>> START RECORDS
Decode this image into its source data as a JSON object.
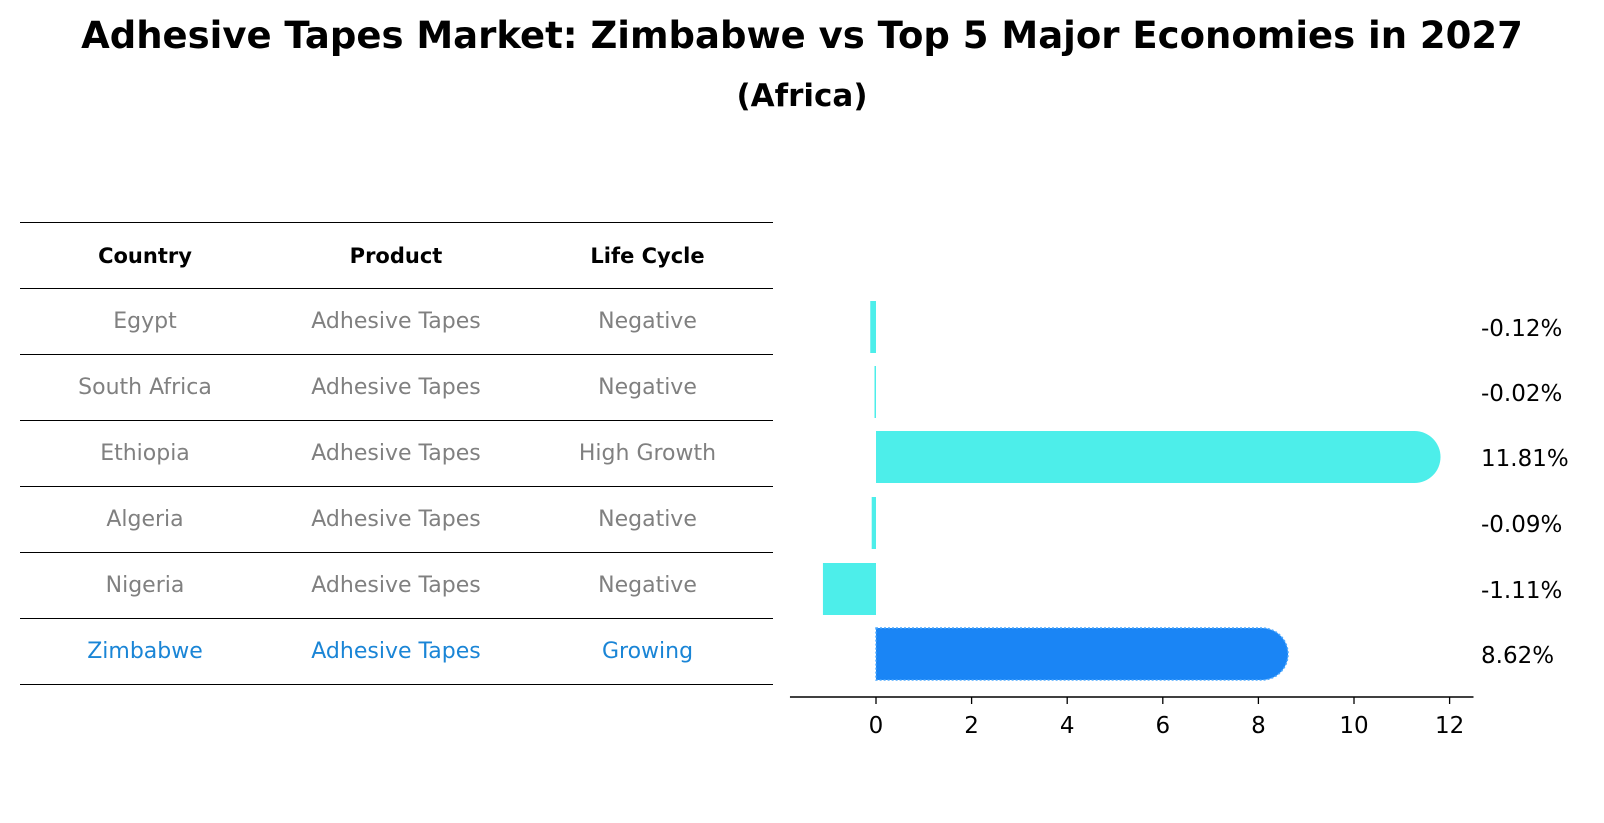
{
  "title": "Adhesive Tapes Market: Zimbabwe vs Top 5 Major Economies in 2027",
  "subtitle": "(Africa)",
  "table": {
    "headers": [
      "Country",
      "Product",
      "Life Cycle"
    ],
    "rows": [
      {
        "country": "Egypt",
        "product": "Adhesive Tapes",
        "life_cycle": "Negative"
      },
      {
        "country": "South Africa",
        "product": "Adhesive Tapes",
        "life_cycle": "Negative"
      },
      {
        "country": "Ethiopia",
        "product": "Adhesive Tapes",
        "life_cycle": "High Growth"
      },
      {
        "country": "Algeria",
        "product": "Adhesive Tapes",
        "life_cycle": "Negative"
      },
      {
        "country": "Nigeria",
        "product": "Adhesive Tapes",
        "life_cycle": "Negative"
      },
      {
        "country": "Zimbabwe",
        "product": "Adhesive Tapes",
        "life_cycle": "Growing"
      }
    ]
  },
  "chart_data": {
    "type": "bar",
    "orientation": "horizontal",
    "categories": [
      "Egypt",
      "South Africa",
      "Ethiopia",
      "Algeria",
      "Nigeria",
      "Zimbabwe"
    ],
    "values": [
      -0.12,
      -0.02,
      11.81,
      -0.09,
      -1.11,
      8.62
    ],
    "value_labels": [
      "-0.12%",
      "-0.02%",
      "11.81%",
      "-0.09%",
      "-1.11%",
      "8.62%"
    ],
    "highlight": "Zimbabwe",
    "xlim": [
      -1.8,
      12.5
    ],
    "xticks": [
      0,
      2,
      4,
      6,
      8,
      10,
      12
    ],
    "colors": {
      "default": "#4deeea",
      "highlight": "#1a85f5"
    },
    "grid": false
  }
}
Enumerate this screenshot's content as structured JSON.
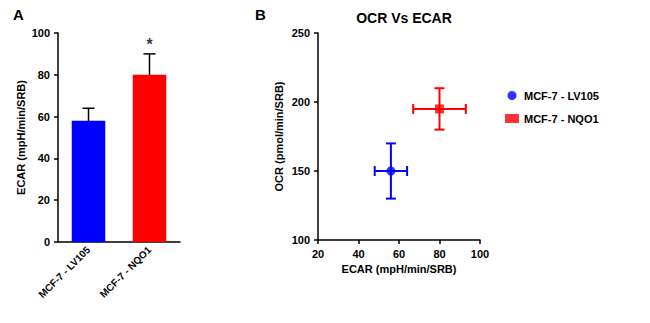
{
  "chart_data": [
    {
      "type": "bar",
      "panel": "A",
      "categories": [
        "MCF-7 - LV105",
        "MCF-7 - NQO1"
      ],
      "values": [
        58,
        80
      ],
      "errors": [
        6,
        10
      ],
      "colors": [
        "#0000ff",
        "#ff0000"
      ],
      "ylabel": "ECAR (mpH/min/SRB)",
      "ylim": [
        0,
        100
      ],
      "yticks": [
        0,
        20,
        40,
        60,
        80,
        100
      ],
      "annotations": [
        {
          "category": "MCF-7 - NQO1",
          "text": "*"
        }
      ],
      "grid": false
    },
    {
      "type": "scatter",
      "panel": "B",
      "title": "OCR Vs ECAR",
      "xlabel": "ECAR (mpH/min/SRB)",
      "ylabel": "OCR (pmol/min/SRB)",
      "xlim": [
        20,
        100
      ],
      "xticks": [
        20,
        40,
        60,
        80,
        100
      ],
      "ylim": [
        100,
        250
      ],
      "yticks": [
        100,
        150,
        200,
        250
      ],
      "grid": false,
      "legend": "right",
      "series": [
        {
          "name": "MCF-7 - LV105",
          "color": "#0000ff",
          "marker": "circle",
          "x": [
            56
          ],
          "values": [
            150
          ],
          "x_errors": [
            8
          ],
          "errors": [
            20
          ]
        },
        {
          "name": "MCF-7 - NQO1",
          "color": "#ff0000",
          "marker": "square",
          "x": [
            80
          ],
          "values": [
            195
          ],
          "x_errors": [
            13
          ],
          "errors": [
            15
          ]
        }
      ]
    }
  ]
}
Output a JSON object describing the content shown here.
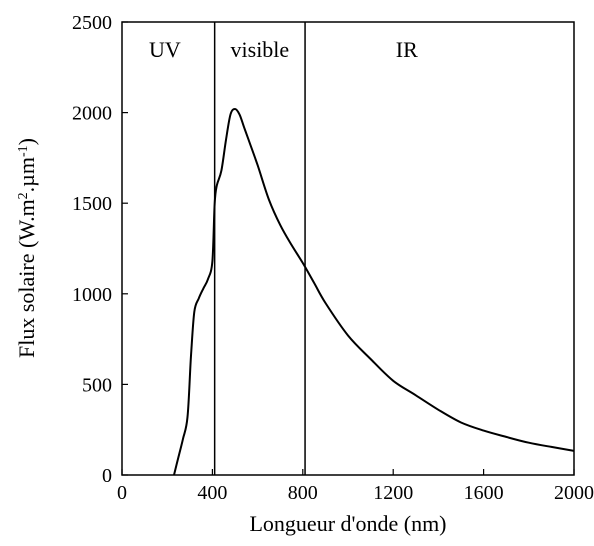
{
  "chart_data": {
    "type": "line",
    "title": "",
    "xlabel": "Longueur d'onde (nm)",
    "ylabel_parts": {
      "main": "Flux solaire (W.m",
      "sup1": "2",
      "mid": ".µm",
      "sup2": "-1",
      "end": ")"
    },
    "xlim": [
      0,
      2000
    ],
    "ylim": [
      0,
      2500
    ],
    "xticks": [
      0,
      400,
      800,
      1200,
      1600,
      2000
    ],
    "yticks": [
      0,
      500,
      1000,
      1500,
      2000,
      2500
    ],
    "grid": false,
    "vlines": [
      410,
      810
    ],
    "regions": [
      {
        "label": "UV",
        "x": 190
      },
      {
        "label": "visible",
        "x": 610
      },
      {
        "label": "IR",
        "x": 1260
      }
    ],
    "series": [
      {
        "x": [
          230,
          250,
          270,
          290,
          305,
          320,
          340,
          360,
          380,
          400,
          410,
          420,
          440,
          460,
          480,
          500,
          520,
          540,
          560,
          600,
          650,
          700,
          750,
          800,
          850,
          900,
          1000,
          1100,
          1200,
          1300,
          1400,
          1500,
          1600,
          1700,
          1800,
          1900,
          2000
        ],
        "y": [
          0,
          100,
          200,
          320,
          650,
          900,
          975,
          1030,
          1080,
          1180,
          1500,
          1600,
          1680,
          1850,
          1990,
          2020,
          1990,
          1920,
          1850,
          1710,
          1520,
          1380,
          1270,
          1170,
          1060,
          950,
          770,
          640,
          520,
          440,
          360,
          290,
          245,
          210,
          178,
          155,
          133
        ]
      }
    ]
  }
}
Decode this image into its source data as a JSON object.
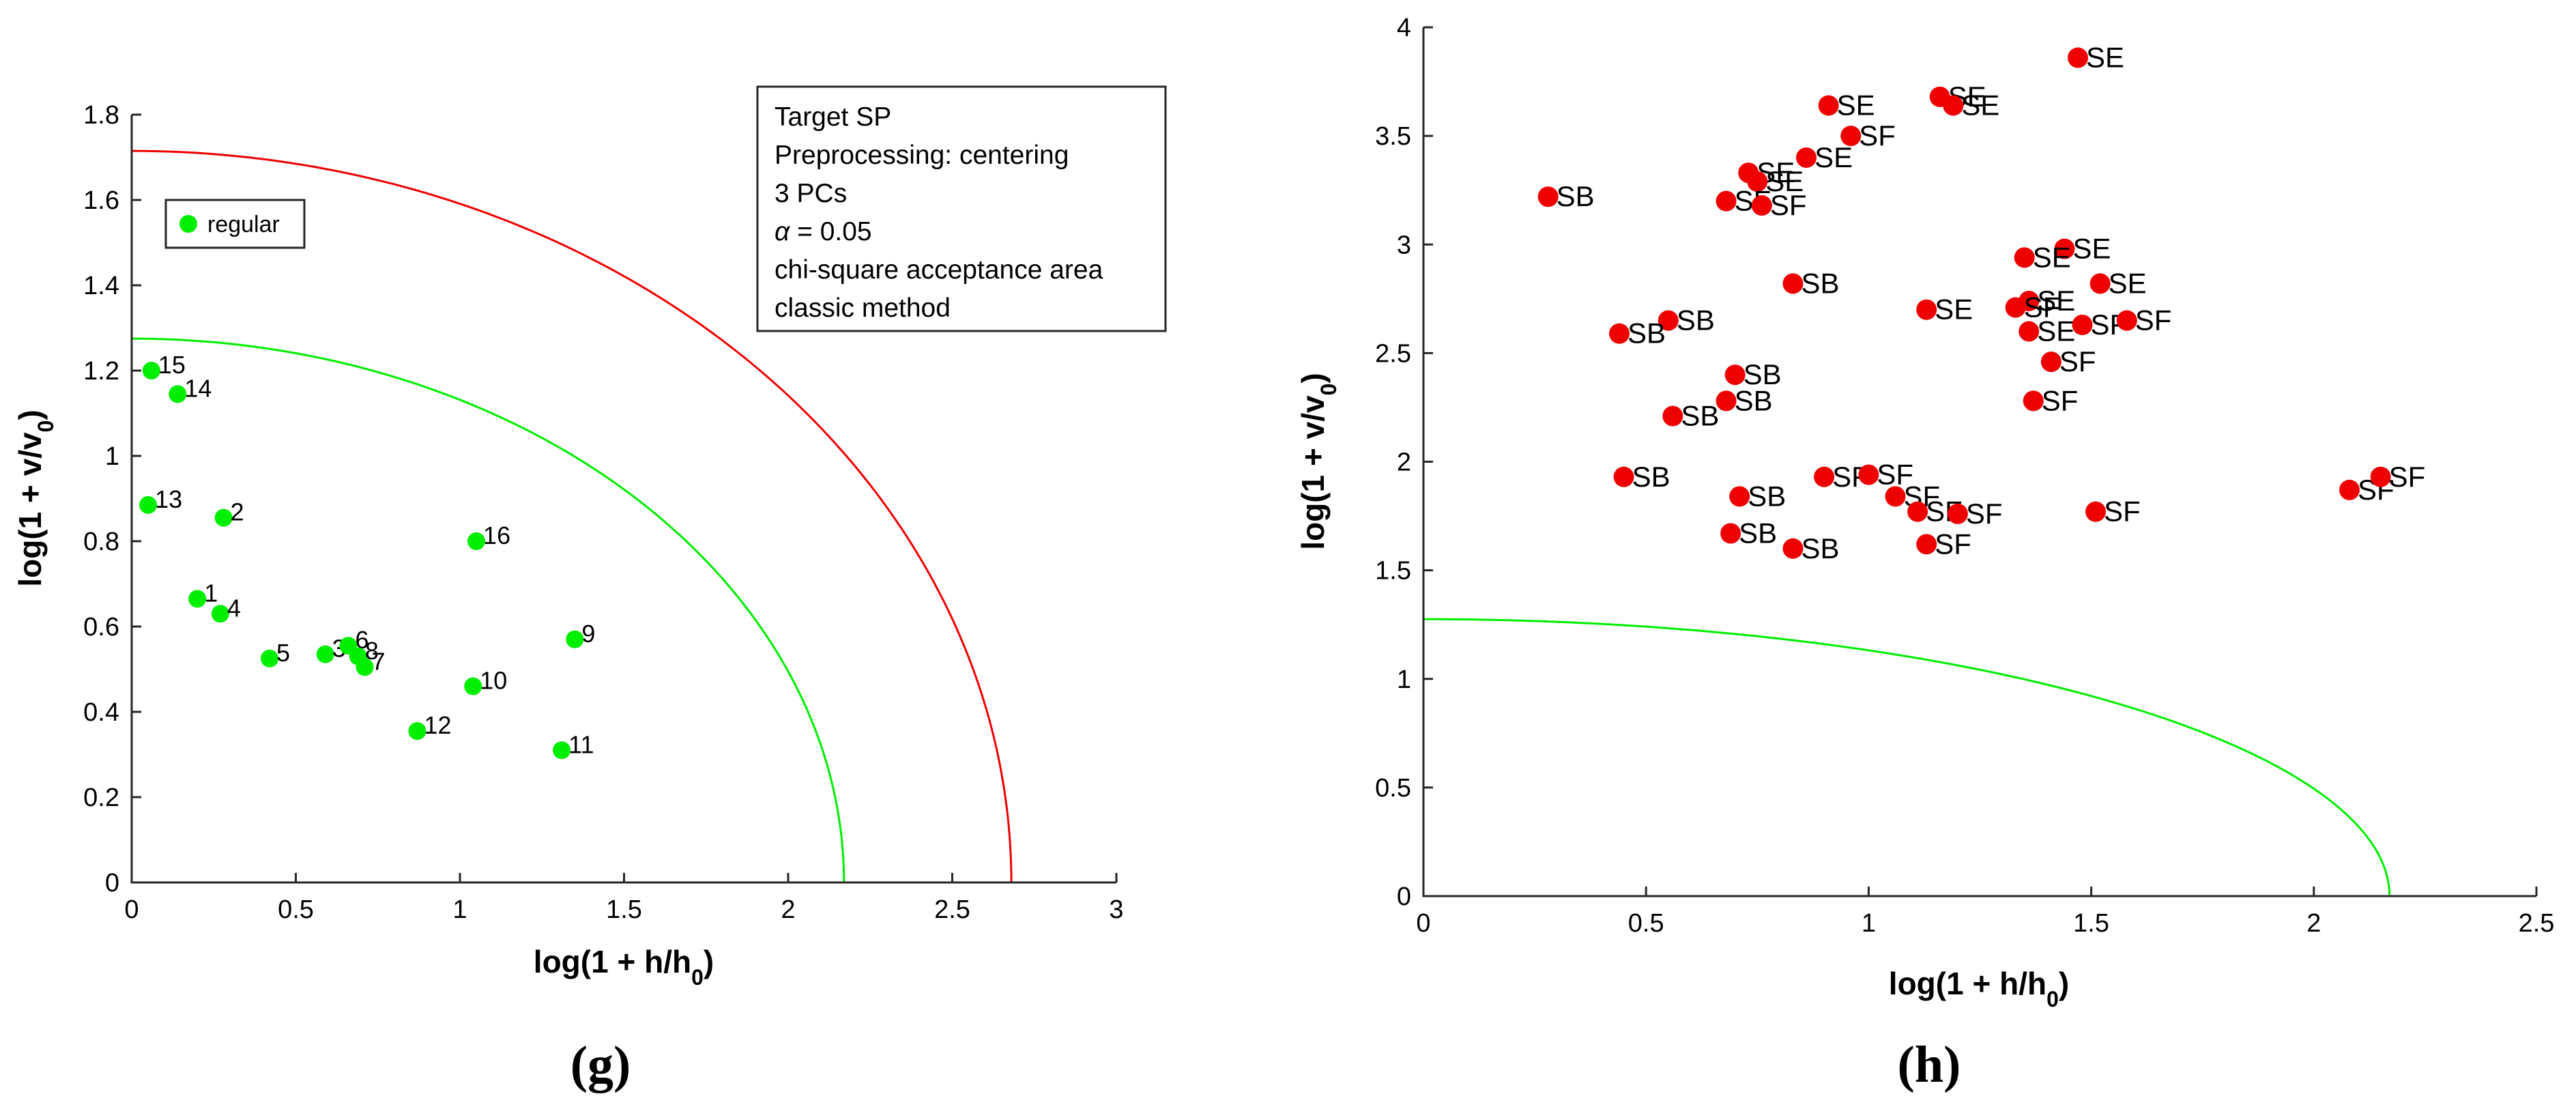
{
  "chart_data": [
    {
      "id": "g",
      "type": "scatter",
      "caption": "(g)",
      "xlabel_main": "log(1 + h/h",
      "xlabel_sub": "0",
      "xlabel_close": ")",
      "ylabel_main": "log(1 + v/v",
      "ylabel_sub": "0",
      "ylabel_close": ")",
      "xlim": [
        0,
        3
      ],
      "ylim": [
        0,
        1.8
      ],
      "xticks": [
        0,
        0.5,
        1,
        1.5,
        2,
        2.5,
        3
      ],
      "xtick_labels": [
        "0",
        "0.5",
        "1",
        "1.5",
        "2",
        "2.5",
        "3"
      ],
      "yticks": [
        0,
        0.2,
        0.4,
        0.6,
        0.8,
        1,
        1.2,
        1.4,
        1.6,
        1.8
      ],
      "ytick_labels": [
        "0",
        "0.2",
        "0.4",
        "0.6",
        "0.8",
        "1",
        "1.2",
        "1.4",
        "1.6",
        "1.8"
      ],
      "legend": {
        "label": "regular",
        "color": "#00ee00",
        "position": "top-left"
      },
      "info_box": {
        "position": "top-right",
        "lines": [
          "Target SP",
          "Preprocessing: centering",
          "3 PCs",
          "chi-square acceptance area",
          "classic method"
        ],
        "alpha_symbol": "α",
        "alpha_rest": " = 0.05"
      },
      "curves": [
        {
          "name": "inner-boundary",
          "color": "#00ee00",
          "x_intercept": 2.17,
          "y_intercept": 1.275
        },
        {
          "name": "outer-boundary",
          "color": "#ee0000",
          "x_intercept": 2.68,
          "y_intercept": 1.715
        }
      ],
      "point_color": "#00ee00",
      "points": [
        {
          "label": "1",
          "x": 0.2,
          "y": 0.665
        },
        {
          "label": "2",
          "x": 0.28,
          "y": 0.855
        },
        {
          "label": "3",
          "x": 0.59,
          "y": 0.535
        },
        {
          "label": "4",
          "x": 0.27,
          "y": 0.63
        },
        {
          "label": "5",
          "x": 0.42,
          "y": 0.525
        },
        {
          "label": "6",
          "x": 0.66,
          "y": 0.555
        },
        {
          "label": "7",
          "x": 0.71,
          "y": 0.505
        },
        {
          "label": "8",
          "x": 0.69,
          "y": 0.53
        },
        {
          "label": "9",
          "x": 1.35,
          "y": 0.57
        },
        {
          "label": "10",
          "x": 1.04,
          "y": 0.46
        },
        {
          "label": "11",
          "x": 1.31,
          "y": 0.31
        },
        {
          "label": "12",
          "x": 0.87,
          "y": 0.355
        },
        {
          "label": "13",
          "x": 0.05,
          "y": 0.885
        },
        {
          "label": "14",
          "x": 0.14,
          "y": 1.145
        },
        {
          "label": "15",
          "x": 0.06,
          "y": 1.2
        },
        {
          "label": "16",
          "x": 1.05,
          "y": 0.8
        }
      ]
    },
    {
      "id": "h",
      "type": "scatter",
      "caption": "(h)",
      "xlabel_main": "log(1 + h/h",
      "xlabel_sub": "0",
      "xlabel_close": ")",
      "ylabel_main": "log(1 + v/v",
      "ylabel_sub": "0",
      "ylabel_close": ")",
      "xlim": [
        0,
        2.5
      ],
      "ylim": [
        0,
        4
      ],
      "xticks": [
        0,
        0.5,
        1,
        1.5,
        2,
        2.5
      ],
      "xtick_labels": [
        "0",
        "0.5",
        "1",
        "1.5",
        "2",
        "2.5"
      ],
      "yticks": [
        0,
        0.5,
        1,
        1.5,
        2,
        2.5,
        3,
        3.5,
        4
      ],
      "ytick_labels": [
        "0",
        "0.5",
        "1",
        "1.5",
        "2",
        "2.5",
        "3",
        "3.5",
        "4"
      ],
      "curves": [
        {
          "name": "inner-boundary",
          "color": "#00ee00",
          "x_intercept": 2.17,
          "y_intercept": 1.275
        }
      ],
      "point_color": "#ee0000",
      "points": [
        {
          "label": "SE",
          "x": 1.47,
          "y": 3.86
        },
        {
          "label": "SE",
          "x": 0.91,
          "y": 3.64
        },
        {
          "label": "SE",
          "x": 1.16,
          "y": 3.68
        },
        {
          "label": "SE",
          "x": 1.19,
          "y": 3.64
        },
        {
          "label": "SE",
          "x": 0.86,
          "y": 3.4
        },
        {
          "label": "SE",
          "x": 0.73,
          "y": 3.33
        },
        {
          "label": "SE",
          "x": 0.75,
          "y": 3.29
        },
        {
          "label": "SE",
          "x": 1.44,
          "y": 2.98
        },
        {
          "label": "SE",
          "x": 1.35,
          "y": 2.94
        },
        {
          "label": "SE",
          "x": 1.52,
          "y": 2.82
        },
        {
          "label": "SE",
          "x": 1.13,
          "y": 2.7
        },
        {
          "label": "SE",
          "x": 1.36,
          "y": 2.74
        },
        {
          "label": "SE",
          "x": 1.36,
          "y": 2.6
        },
        {
          "label": "SF",
          "x": 0.96,
          "y": 3.5
        },
        {
          "label": "SF",
          "x": 0.68,
          "y": 3.2
        },
        {
          "label": "SF",
          "x": 0.76,
          "y": 3.18
        },
        {
          "label": "SF",
          "x": 1.33,
          "y": 2.71
        },
        {
          "label": "SF",
          "x": 1.48,
          "y": 2.63
        },
        {
          "label": "SF",
          "x": 1.58,
          "y": 2.65
        },
        {
          "label": "SF",
          "x": 1.41,
          "y": 2.46
        },
        {
          "label": "SF",
          "x": 1.37,
          "y": 2.28
        },
        {
          "label": "SF",
          "x": 0.9,
          "y": 1.93
        },
        {
          "label": "SF",
          "x": 1.0,
          "y": 1.94
        },
        {
          "label": "SF",
          "x": 1.06,
          "y": 1.84
        },
        {
          "label": "SF",
          "x": 1.11,
          "y": 1.77
        },
        {
          "label": "SF",
          "x": 1.2,
          "y": 1.76
        },
        {
          "label": "SF",
          "x": 1.13,
          "y": 1.62
        },
        {
          "label": "SF",
          "x": 1.51,
          "y": 1.77
        },
        {
          "label": "SF",
          "x": 2.08,
          "y": 1.87
        },
        {
          "label": "SF",
          "x": 2.15,
          "y": 1.93
        },
        {
          "label": "SB",
          "x": 0.28,
          "y": 3.22
        },
        {
          "label": "SB",
          "x": 0.83,
          "y": 2.82
        },
        {
          "label": "SB",
          "x": 0.55,
          "y": 2.65
        },
        {
          "label": "SB",
          "x": 0.44,
          "y": 2.59
        },
        {
          "label": "SB",
          "x": 0.7,
          "y": 2.4
        },
        {
          "label": "SB",
          "x": 0.68,
          "y": 2.28
        },
        {
          "label": "SB",
          "x": 0.56,
          "y": 2.21
        },
        {
          "label": "SB",
          "x": 0.45,
          "y": 1.93
        },
        {
          "label": "SB",
          "x": 0.71,
          "y": 1.84
        },
        {
          "label": "SB",
          "x": 0.69,
          "y": 1.67
        },
        {
          "label": "SB",
          "x": 0.83,
          "y": 1.6
        }
      ]
    }
  ]
}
>> END RECORDS
● **WHAT NEEDS TO BE DONE**: Return each line in the records that holds the string "position".

● **RESPONSE FOR THIS EXERCISE**:
        "position": "top-left"
        "position": "top-right",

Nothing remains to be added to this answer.